▶ [Task brief]
Without including any images, repeat the data exactly.

▶ [Available records]
####
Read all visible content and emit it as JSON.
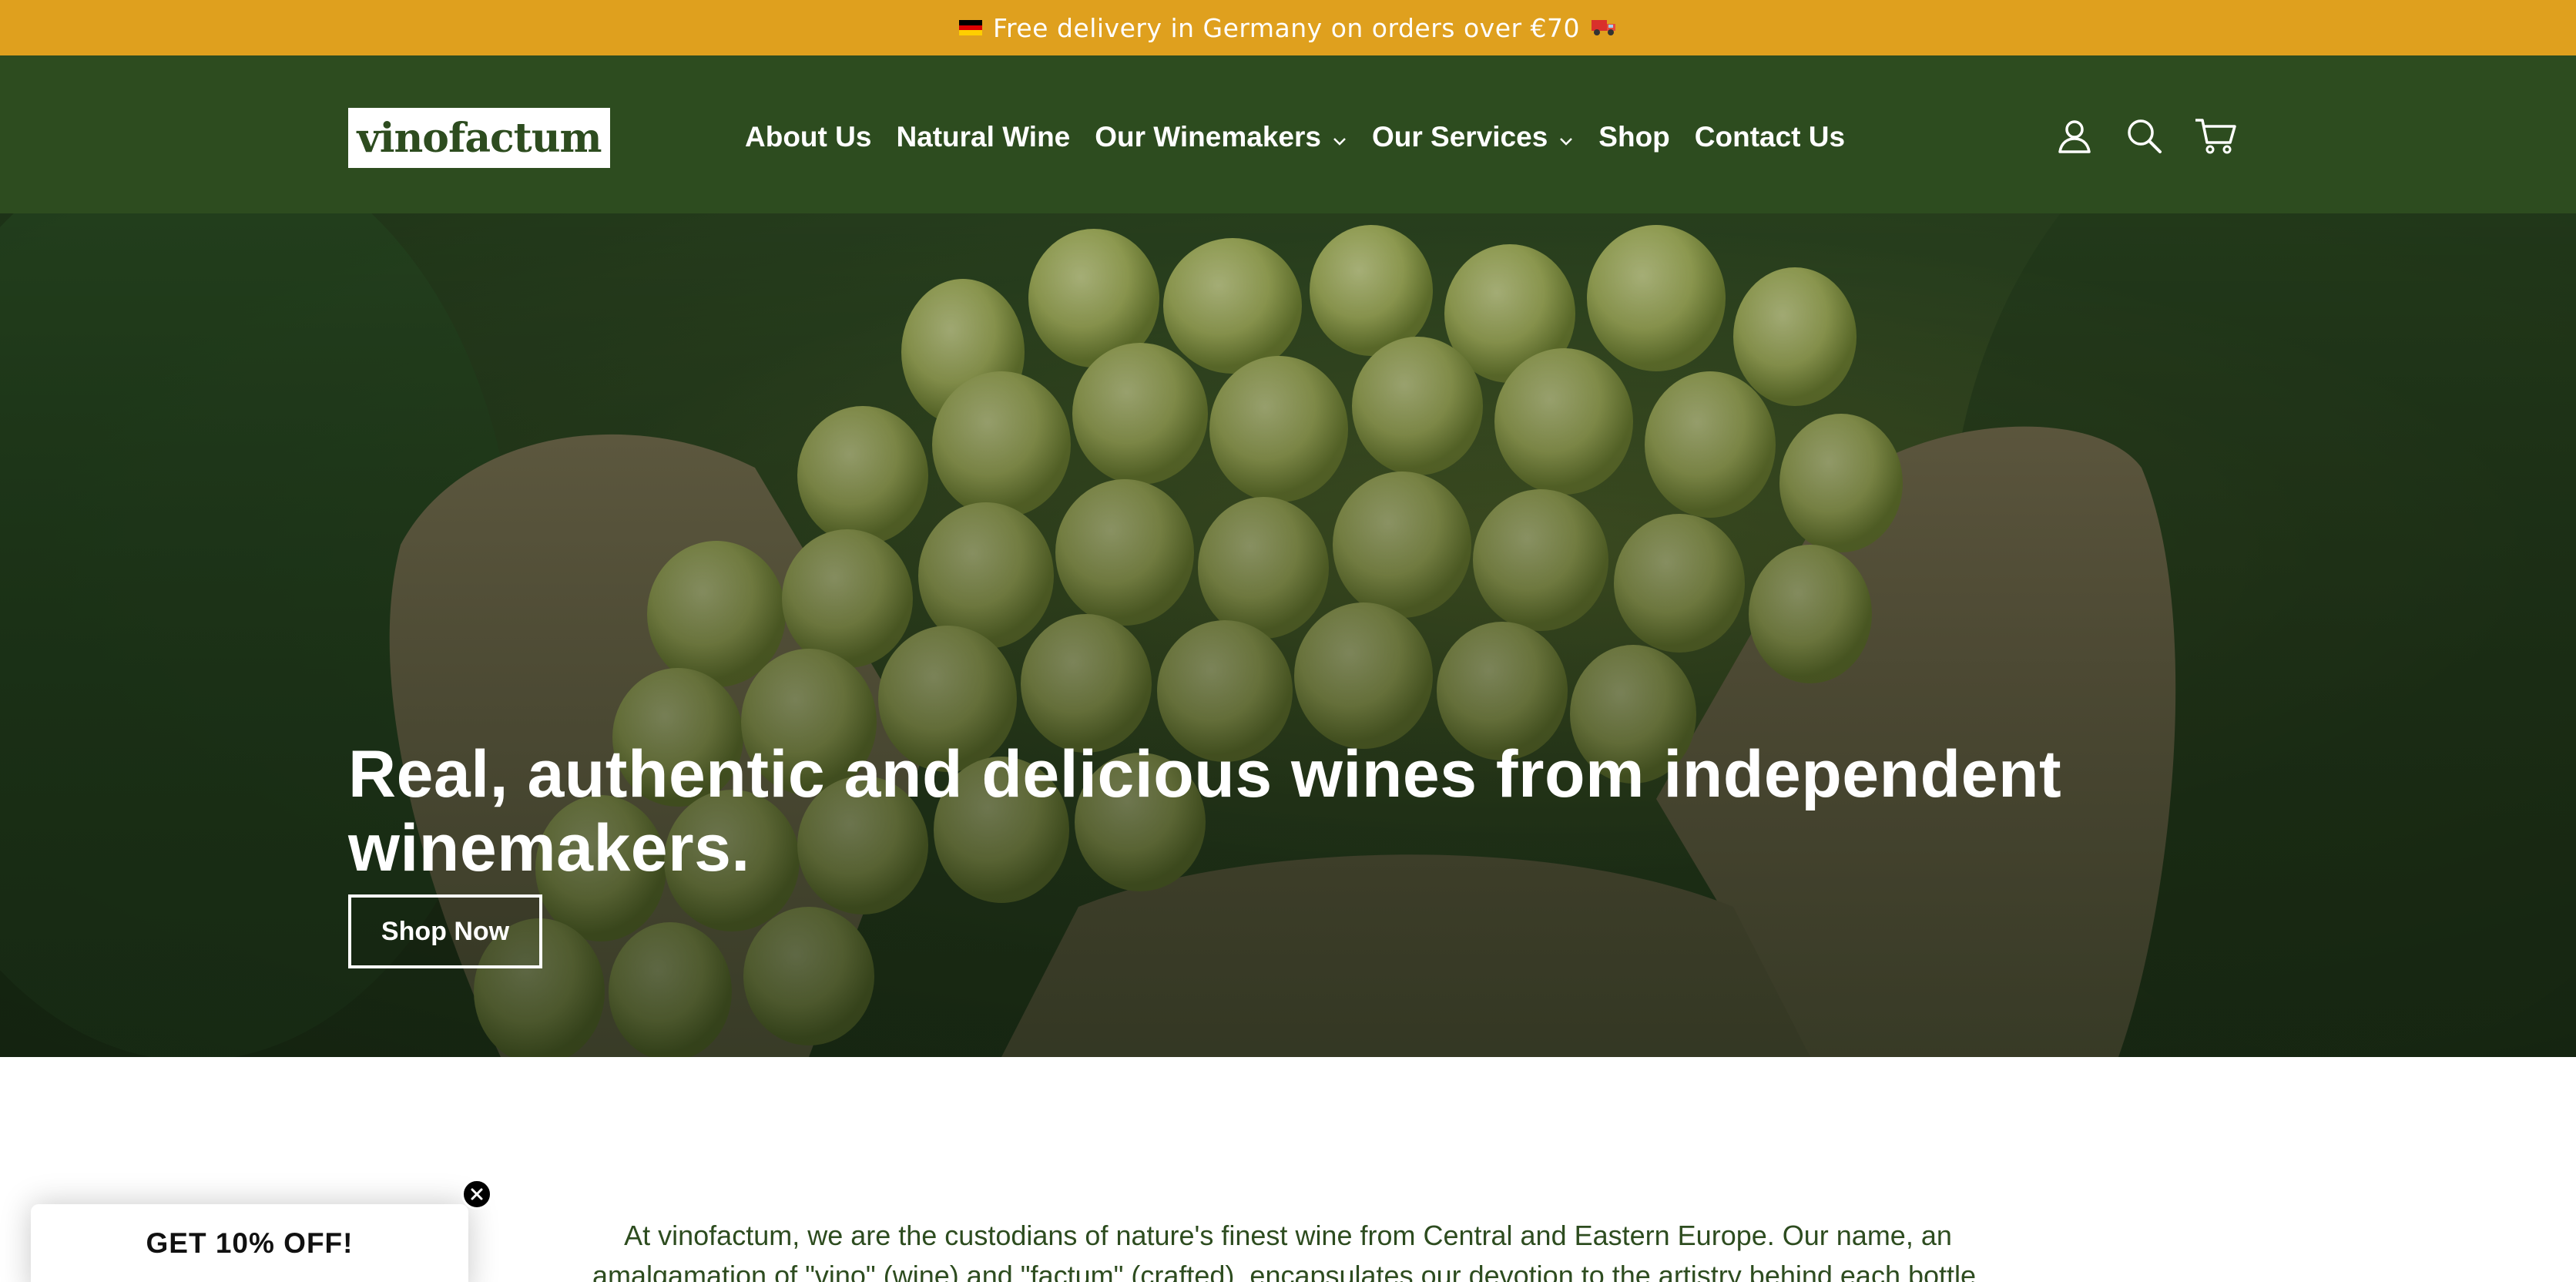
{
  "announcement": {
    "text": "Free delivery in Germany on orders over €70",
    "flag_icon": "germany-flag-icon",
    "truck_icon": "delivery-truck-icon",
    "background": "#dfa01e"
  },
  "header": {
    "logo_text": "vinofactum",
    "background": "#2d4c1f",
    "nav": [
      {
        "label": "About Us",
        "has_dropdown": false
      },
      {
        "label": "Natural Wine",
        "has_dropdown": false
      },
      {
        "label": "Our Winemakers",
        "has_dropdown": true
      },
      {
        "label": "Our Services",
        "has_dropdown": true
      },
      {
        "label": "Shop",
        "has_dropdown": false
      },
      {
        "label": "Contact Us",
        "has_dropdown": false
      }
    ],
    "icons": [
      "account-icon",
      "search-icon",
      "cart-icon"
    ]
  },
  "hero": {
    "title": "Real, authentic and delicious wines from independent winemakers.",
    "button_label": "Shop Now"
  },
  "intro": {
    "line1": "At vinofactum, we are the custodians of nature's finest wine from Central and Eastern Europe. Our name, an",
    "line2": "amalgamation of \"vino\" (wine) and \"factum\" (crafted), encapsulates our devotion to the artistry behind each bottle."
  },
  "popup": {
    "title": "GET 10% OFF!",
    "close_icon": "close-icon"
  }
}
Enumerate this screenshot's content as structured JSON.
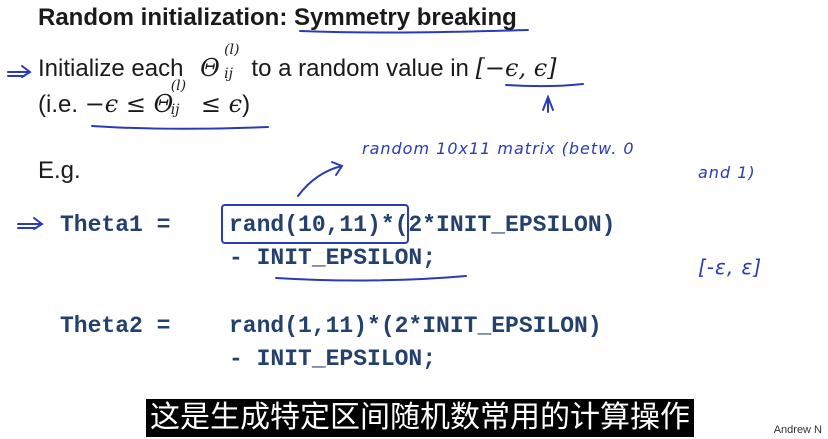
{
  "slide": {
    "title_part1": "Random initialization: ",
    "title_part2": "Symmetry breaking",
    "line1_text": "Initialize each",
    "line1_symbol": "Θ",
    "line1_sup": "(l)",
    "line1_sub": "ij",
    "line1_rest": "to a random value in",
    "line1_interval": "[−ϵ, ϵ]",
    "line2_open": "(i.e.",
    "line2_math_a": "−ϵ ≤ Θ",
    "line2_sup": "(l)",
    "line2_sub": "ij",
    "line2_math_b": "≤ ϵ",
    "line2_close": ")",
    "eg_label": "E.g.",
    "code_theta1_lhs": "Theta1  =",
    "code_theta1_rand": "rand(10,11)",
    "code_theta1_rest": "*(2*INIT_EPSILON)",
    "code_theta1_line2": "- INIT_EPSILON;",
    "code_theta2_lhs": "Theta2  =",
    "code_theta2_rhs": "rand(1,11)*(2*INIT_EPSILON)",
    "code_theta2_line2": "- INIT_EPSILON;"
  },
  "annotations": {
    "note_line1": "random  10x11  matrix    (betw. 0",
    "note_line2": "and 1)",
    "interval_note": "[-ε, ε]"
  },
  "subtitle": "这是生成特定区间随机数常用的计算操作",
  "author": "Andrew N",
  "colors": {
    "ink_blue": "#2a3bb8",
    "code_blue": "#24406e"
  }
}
####
▶ [Output for this task]
Read all visible content and emit it as JSON.
{
  "announcement": {
    "text": "Free delivery in Germany on orders over €70",
    "flag_icon": "germany-flag-icon",
    "truck_icon": "delivery-truck-icon",
    "background": "#dfa01e"
  },
  "header": {
    "logo_text": "vinofactum",
    "background": "#2d4c1f",
    "nav": [
      {
        "label": "About Us",
        "has_dropdown": false
      },
      {
        "label": "Natural Wine",
        "has_dropdown": false
      },
      {
        "label": "Our Winemakers",
        "has_dropdown": true
      },
      {
        "label": "Our Services",
        "has_dropdown": true
      },
      {
        "label": "Shop",
        "has_dropdown": false
      },
      {
        "label": "Contact Us",
        "has_dropdown": false
      }
    ],
    "icons": [
      "account-icon",
      "search-icon",
      "cart-icon"
    ]
  },
  "hero": {
    "title": "Real, authentic and delicious wines from independent winemakers.",
    "button_label": "Shop Now"
  },
  "intro": {
    "line1": "At vinofactum, we are the custodians of nature's finest wine from Central and Eastern Europe. Our name, an",
    "line2": "amalgamation of \"vino\" (wine) and \"factum\" (crafted), encapsulates our devotion to the artistry behind each bottle."
  },
  "popup": {
    "title": "GET 10% OFF!",
    "close_icon": "close-icon"
  }
}
Enumerate this screenshot's content as structured JSON.
{
  "slide": {
    "title_part1": "Random initialization: ",
    "title_part2": "Symmetry breaking",
    "line1_text": "Initialize each",
    "line1_symbol": "Θ",
    "line1_sup": "(l)",
    "line1_sub": "ij",
    "line1_rest": "to a random value in",
    "line1_interval": "[−ϵ, ϵ]",
    "line2_open": "(i.e.",
    "line2_math_a": "−ϵ ≤ Θ",
    "line2_sup": "(l)",
    "line2_sub": "ij",
    "line2_math_b": "≤ ϵ",
    "line2_close": ")",
    "eg_label": "E.g.",
    "code_theta1_lhs": "Theta1  =",
    "code_theta1_rand": "rand(10,11)",
    "code_theta1_rest": "*(2*INIT_EPSILON)",
    "code_theta1_line2": "- INIT_EPSILON;",
    "code_theta2_lhs": "Theta2  =",
    "code_theta2_rhs": "rand(1,11)*(2*INIT_EPSILON)",
    "code_theta2_line2": "- INIT_EPSILON;"
  },
  "annotations": {
    "note_line1": "random  10x11  matrix    (betw. 0",
    "note_line2": "and 1)",
    "interval_note": "[-ε, ε]"
  },
  "subtitle": "这是生成特定区间随机数常用的计算操作",
  "author": "Andrew N",
  "colors": {
    "ink_blue": "#2a3bb8",
    "code_blue": "#24406e"
  }
}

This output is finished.